_Given data:_
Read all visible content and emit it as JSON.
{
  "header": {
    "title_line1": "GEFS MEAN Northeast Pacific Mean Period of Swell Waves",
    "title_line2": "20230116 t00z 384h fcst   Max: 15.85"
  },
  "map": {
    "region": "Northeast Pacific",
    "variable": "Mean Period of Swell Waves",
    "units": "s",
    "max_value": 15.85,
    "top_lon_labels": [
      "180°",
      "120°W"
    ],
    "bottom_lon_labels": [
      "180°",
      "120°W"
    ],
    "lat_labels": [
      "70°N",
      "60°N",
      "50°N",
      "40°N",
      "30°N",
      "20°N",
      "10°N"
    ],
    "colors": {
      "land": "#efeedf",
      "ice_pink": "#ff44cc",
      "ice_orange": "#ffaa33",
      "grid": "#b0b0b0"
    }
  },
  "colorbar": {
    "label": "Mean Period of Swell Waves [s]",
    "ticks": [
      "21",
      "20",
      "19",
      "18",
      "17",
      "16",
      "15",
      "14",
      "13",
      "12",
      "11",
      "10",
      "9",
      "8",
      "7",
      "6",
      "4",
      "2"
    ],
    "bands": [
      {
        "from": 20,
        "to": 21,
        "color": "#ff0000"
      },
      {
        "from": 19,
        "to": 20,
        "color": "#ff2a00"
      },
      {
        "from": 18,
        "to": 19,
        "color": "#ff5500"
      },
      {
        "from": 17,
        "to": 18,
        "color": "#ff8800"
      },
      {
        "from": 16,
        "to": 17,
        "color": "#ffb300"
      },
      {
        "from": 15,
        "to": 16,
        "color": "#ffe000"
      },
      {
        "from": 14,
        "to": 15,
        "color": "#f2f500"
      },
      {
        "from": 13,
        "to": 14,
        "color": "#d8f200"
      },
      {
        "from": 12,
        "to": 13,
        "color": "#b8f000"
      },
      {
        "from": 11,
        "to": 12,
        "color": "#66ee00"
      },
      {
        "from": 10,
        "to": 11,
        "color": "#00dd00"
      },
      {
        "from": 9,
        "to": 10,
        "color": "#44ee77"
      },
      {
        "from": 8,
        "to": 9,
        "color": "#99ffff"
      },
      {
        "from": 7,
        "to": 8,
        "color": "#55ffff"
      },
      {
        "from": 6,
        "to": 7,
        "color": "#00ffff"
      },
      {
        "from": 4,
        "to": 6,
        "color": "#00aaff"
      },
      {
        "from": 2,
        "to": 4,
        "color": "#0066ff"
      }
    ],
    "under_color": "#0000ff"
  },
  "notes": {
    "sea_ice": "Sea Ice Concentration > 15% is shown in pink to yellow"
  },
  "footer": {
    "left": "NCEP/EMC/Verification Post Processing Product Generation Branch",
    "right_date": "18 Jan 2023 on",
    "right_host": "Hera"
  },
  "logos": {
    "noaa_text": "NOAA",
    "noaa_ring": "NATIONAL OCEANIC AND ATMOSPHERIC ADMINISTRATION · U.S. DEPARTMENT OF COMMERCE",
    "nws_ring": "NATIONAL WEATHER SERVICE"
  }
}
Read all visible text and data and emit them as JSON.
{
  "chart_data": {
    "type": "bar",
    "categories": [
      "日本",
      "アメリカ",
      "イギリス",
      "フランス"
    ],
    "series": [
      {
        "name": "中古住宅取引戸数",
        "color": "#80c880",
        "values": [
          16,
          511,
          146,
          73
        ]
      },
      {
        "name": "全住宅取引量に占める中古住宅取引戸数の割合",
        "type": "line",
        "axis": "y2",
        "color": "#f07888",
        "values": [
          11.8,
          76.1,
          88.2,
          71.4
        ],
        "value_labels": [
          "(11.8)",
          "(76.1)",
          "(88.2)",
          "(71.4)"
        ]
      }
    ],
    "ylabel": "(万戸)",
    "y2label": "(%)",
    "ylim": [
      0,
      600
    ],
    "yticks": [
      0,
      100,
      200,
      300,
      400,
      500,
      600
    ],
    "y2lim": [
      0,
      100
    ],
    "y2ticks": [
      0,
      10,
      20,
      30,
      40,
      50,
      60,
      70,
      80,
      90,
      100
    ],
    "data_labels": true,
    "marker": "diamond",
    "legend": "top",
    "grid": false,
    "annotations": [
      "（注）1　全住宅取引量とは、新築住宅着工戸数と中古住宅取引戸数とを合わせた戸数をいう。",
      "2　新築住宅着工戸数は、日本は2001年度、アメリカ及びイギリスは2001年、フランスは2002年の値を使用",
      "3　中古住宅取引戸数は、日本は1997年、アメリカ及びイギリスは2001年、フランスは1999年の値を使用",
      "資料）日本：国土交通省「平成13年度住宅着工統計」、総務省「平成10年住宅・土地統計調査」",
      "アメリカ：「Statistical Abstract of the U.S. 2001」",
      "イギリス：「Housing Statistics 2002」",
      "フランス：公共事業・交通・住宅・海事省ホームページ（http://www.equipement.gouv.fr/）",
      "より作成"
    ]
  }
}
--
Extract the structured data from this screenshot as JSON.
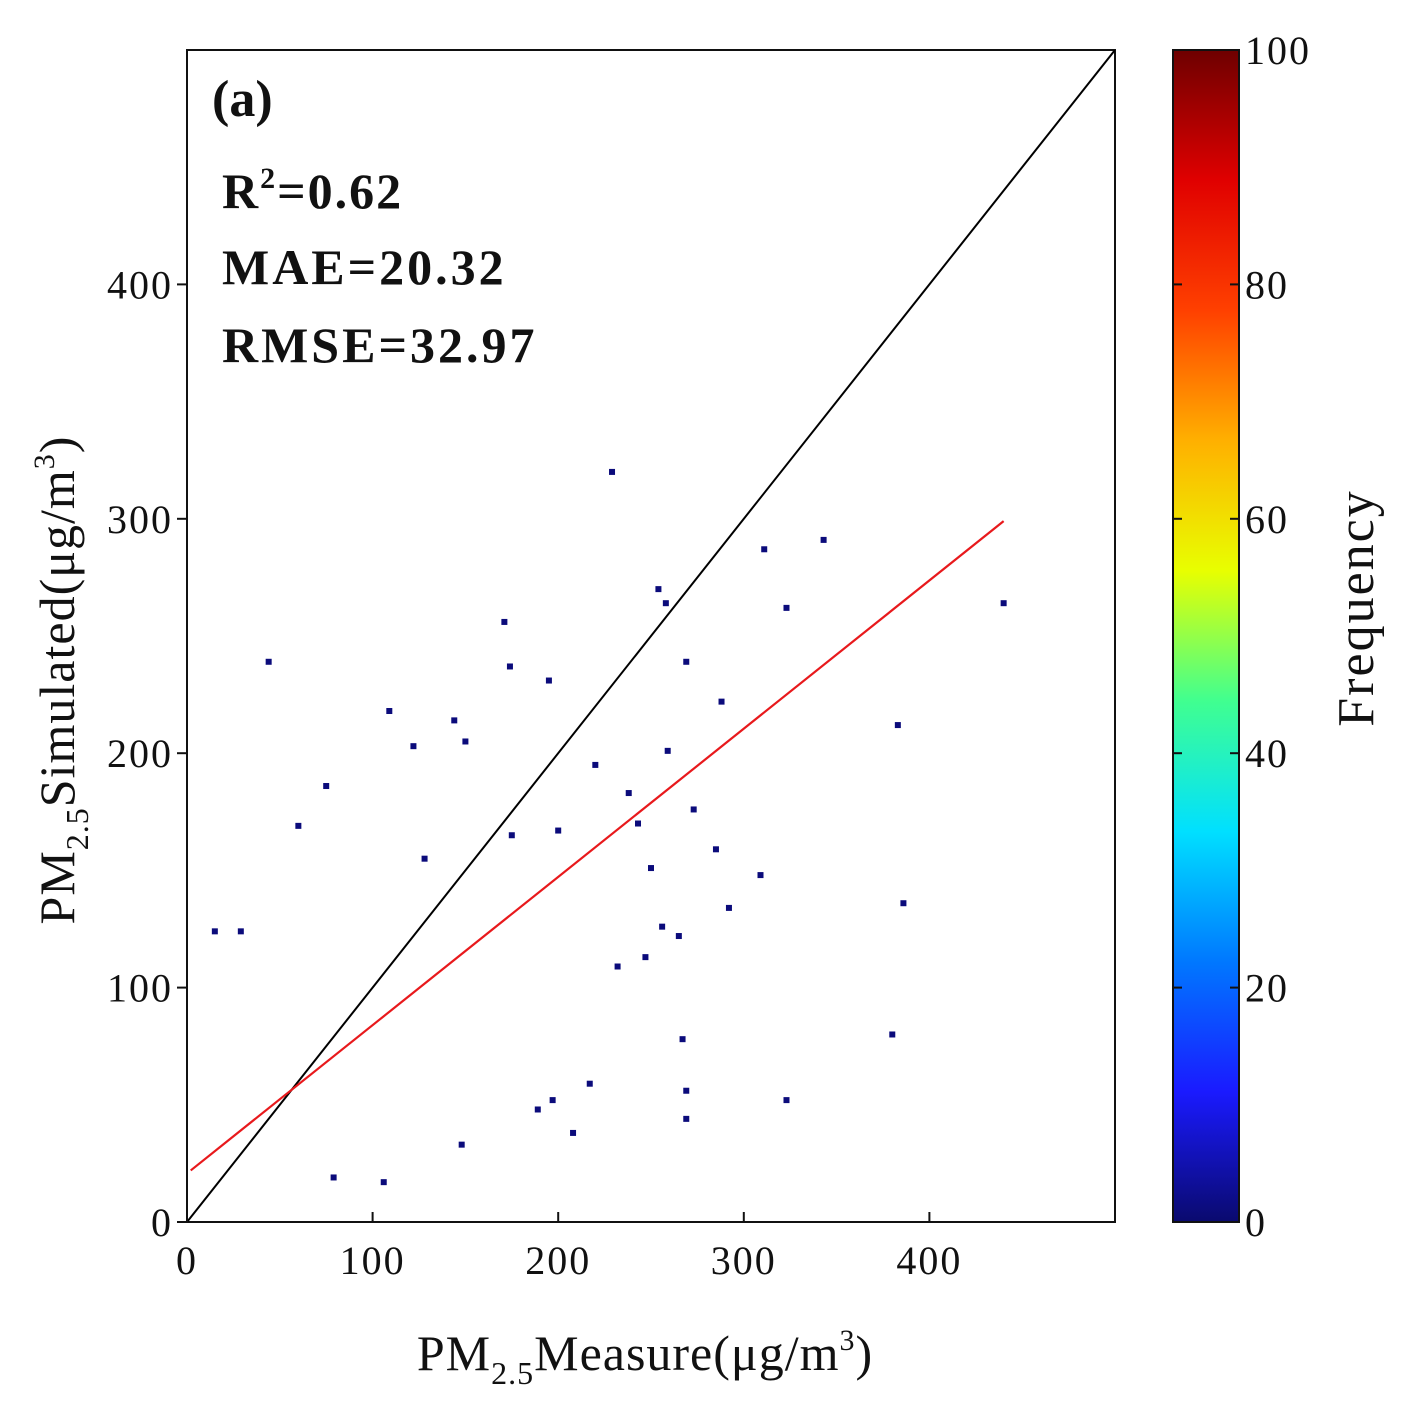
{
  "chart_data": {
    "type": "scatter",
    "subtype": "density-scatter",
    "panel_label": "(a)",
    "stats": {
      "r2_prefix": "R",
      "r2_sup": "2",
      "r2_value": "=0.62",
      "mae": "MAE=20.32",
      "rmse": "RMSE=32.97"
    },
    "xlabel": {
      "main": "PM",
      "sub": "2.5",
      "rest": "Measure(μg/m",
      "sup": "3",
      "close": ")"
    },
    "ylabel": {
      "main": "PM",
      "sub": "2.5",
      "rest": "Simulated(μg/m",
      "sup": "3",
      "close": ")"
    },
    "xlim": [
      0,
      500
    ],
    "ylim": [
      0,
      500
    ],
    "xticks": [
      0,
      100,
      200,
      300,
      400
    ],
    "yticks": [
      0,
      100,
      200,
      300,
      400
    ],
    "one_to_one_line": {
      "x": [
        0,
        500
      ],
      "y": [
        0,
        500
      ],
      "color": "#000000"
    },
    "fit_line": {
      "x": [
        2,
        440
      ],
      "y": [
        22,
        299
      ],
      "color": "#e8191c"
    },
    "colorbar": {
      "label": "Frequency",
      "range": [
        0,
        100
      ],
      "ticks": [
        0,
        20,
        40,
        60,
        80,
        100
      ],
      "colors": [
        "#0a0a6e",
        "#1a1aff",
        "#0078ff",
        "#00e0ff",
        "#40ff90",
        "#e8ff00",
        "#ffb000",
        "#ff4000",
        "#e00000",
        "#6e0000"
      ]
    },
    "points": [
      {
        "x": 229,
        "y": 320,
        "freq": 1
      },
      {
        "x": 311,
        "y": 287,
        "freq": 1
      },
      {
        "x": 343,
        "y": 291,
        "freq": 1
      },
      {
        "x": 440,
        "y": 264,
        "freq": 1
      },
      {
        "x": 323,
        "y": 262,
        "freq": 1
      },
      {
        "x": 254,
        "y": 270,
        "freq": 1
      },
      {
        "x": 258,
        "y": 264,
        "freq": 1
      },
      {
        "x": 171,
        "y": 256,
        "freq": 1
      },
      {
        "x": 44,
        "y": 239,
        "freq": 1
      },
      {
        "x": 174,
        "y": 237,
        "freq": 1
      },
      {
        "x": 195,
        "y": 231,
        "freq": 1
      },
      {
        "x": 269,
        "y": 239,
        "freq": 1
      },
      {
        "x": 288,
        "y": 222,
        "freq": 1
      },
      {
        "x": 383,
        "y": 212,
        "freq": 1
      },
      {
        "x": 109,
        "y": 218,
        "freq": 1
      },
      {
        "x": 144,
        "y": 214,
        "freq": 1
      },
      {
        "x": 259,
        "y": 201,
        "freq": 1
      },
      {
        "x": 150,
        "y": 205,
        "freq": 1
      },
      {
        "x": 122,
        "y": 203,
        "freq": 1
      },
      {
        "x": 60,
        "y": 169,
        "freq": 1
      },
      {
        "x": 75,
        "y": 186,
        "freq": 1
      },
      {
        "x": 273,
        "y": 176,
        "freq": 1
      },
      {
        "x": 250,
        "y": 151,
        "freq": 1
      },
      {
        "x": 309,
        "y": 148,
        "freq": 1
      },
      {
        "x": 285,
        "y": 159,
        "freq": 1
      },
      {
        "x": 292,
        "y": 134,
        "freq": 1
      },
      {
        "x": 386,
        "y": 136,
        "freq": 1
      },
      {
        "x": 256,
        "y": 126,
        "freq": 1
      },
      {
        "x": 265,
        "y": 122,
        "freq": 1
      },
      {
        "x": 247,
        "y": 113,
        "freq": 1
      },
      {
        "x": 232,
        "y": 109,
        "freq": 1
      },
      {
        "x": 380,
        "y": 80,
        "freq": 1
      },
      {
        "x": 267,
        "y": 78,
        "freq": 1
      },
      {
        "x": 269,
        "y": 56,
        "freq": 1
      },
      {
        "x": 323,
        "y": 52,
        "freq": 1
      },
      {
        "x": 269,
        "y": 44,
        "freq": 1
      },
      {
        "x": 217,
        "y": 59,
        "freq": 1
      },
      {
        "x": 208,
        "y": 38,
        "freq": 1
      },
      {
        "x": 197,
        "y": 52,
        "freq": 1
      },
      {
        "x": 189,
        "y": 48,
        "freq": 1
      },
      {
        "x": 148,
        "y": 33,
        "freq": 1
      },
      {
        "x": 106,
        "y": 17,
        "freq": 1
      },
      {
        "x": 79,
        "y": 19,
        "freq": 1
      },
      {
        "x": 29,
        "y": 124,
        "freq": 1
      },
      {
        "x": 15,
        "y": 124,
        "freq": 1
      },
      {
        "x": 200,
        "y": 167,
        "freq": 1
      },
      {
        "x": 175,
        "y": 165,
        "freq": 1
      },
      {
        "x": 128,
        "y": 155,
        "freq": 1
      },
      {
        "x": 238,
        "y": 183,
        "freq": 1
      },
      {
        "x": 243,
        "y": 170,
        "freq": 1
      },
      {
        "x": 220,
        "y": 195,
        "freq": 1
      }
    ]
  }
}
==
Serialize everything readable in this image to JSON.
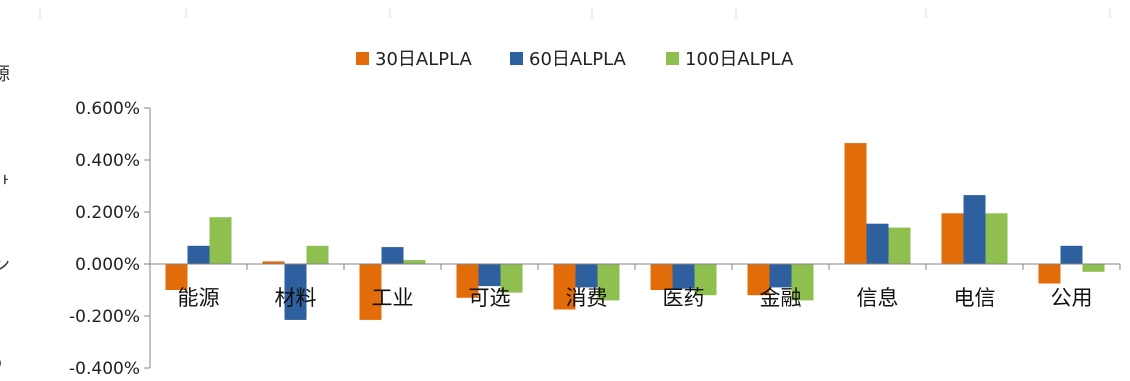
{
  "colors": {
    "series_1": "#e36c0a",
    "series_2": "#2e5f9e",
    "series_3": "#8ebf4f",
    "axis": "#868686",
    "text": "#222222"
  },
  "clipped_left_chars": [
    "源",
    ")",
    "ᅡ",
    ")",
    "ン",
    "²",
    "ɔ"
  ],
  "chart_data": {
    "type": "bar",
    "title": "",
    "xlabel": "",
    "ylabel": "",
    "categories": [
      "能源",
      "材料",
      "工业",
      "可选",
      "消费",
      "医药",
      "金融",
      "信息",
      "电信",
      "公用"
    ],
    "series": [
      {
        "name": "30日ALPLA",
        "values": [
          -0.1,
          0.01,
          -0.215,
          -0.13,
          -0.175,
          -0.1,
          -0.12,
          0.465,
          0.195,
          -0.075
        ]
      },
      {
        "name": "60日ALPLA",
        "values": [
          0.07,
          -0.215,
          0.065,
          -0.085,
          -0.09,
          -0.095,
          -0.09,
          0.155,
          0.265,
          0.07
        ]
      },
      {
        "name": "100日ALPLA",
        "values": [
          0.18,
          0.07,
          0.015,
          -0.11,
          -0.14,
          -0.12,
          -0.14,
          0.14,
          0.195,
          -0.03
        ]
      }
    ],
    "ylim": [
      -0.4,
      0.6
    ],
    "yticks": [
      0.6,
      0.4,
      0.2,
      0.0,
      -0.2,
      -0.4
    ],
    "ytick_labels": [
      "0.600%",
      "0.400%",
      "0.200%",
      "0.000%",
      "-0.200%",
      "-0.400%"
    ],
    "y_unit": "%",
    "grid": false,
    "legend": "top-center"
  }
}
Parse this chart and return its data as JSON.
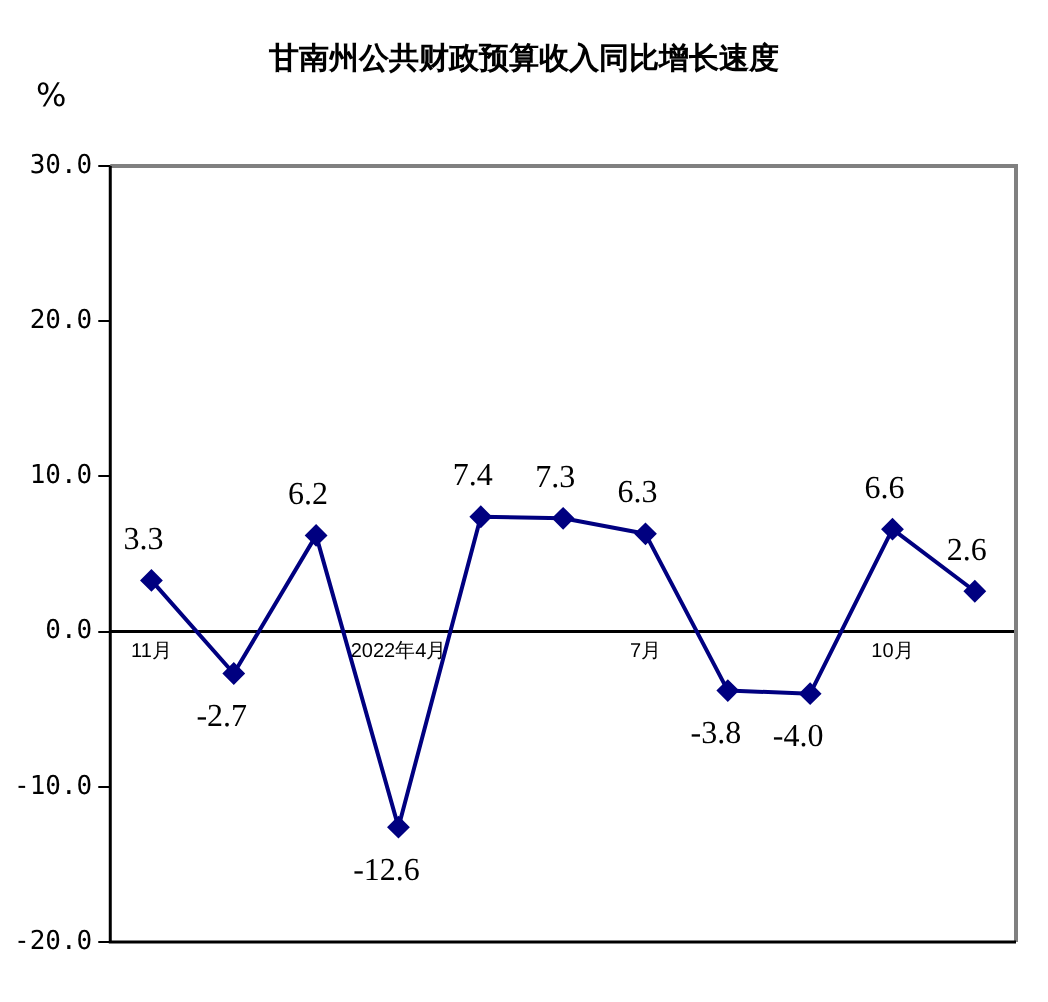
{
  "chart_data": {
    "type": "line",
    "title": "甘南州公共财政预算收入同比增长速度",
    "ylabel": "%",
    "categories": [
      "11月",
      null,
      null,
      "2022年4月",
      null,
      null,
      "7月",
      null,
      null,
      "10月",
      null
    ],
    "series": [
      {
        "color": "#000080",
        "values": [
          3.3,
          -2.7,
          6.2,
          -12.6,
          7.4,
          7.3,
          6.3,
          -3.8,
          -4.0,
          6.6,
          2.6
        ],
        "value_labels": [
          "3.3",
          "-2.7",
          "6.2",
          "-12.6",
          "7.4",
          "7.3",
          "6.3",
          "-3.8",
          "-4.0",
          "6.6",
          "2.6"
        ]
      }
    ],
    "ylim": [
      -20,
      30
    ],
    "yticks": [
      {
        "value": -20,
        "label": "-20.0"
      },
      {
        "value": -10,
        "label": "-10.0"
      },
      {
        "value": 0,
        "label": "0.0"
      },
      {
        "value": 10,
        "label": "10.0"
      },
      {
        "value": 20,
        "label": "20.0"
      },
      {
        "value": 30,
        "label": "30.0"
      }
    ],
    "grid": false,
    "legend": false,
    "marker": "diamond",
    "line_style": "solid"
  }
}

_Exercise description:_ From the entries above, copy out every line where the string "scatter" appears.

_Expected answer:_
    "type": "scatter",
    "subtype": "density-scatter",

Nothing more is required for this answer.